◆ DIRECTION: Filter this material down to the lines that hold "Deserializar", copying each one.

◆ AVAILABLE RECORDS:
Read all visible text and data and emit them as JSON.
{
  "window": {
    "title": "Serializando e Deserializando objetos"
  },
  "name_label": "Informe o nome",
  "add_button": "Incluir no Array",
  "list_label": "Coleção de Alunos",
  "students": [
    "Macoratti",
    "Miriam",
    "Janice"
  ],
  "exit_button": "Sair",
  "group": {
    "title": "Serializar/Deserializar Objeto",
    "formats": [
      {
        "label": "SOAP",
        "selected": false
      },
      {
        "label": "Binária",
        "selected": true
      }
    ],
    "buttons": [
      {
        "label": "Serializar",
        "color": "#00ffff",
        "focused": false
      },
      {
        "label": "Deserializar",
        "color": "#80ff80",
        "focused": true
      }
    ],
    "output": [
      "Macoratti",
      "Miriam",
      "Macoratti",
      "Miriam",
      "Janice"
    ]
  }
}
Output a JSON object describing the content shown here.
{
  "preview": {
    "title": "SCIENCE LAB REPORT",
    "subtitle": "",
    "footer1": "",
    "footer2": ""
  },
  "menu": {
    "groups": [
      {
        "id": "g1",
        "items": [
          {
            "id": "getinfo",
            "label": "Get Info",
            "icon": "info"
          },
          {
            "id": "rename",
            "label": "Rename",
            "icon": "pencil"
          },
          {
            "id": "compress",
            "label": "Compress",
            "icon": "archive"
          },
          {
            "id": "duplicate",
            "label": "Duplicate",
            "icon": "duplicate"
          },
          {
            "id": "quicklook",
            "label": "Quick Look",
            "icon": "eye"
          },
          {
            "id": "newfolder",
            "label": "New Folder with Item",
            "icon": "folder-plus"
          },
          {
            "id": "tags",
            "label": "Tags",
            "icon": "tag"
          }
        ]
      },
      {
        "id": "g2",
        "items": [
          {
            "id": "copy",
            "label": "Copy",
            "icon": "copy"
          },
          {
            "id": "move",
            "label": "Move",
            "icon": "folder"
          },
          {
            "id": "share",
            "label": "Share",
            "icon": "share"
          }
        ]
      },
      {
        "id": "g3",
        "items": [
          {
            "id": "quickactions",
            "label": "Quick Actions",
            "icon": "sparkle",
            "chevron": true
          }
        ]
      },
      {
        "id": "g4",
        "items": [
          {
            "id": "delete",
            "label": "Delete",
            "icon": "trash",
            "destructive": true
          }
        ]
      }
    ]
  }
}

◆ CORRECT ANSWER:
    "title": "Serializar/Deserializar Objeto",
        "label": "Deserializar",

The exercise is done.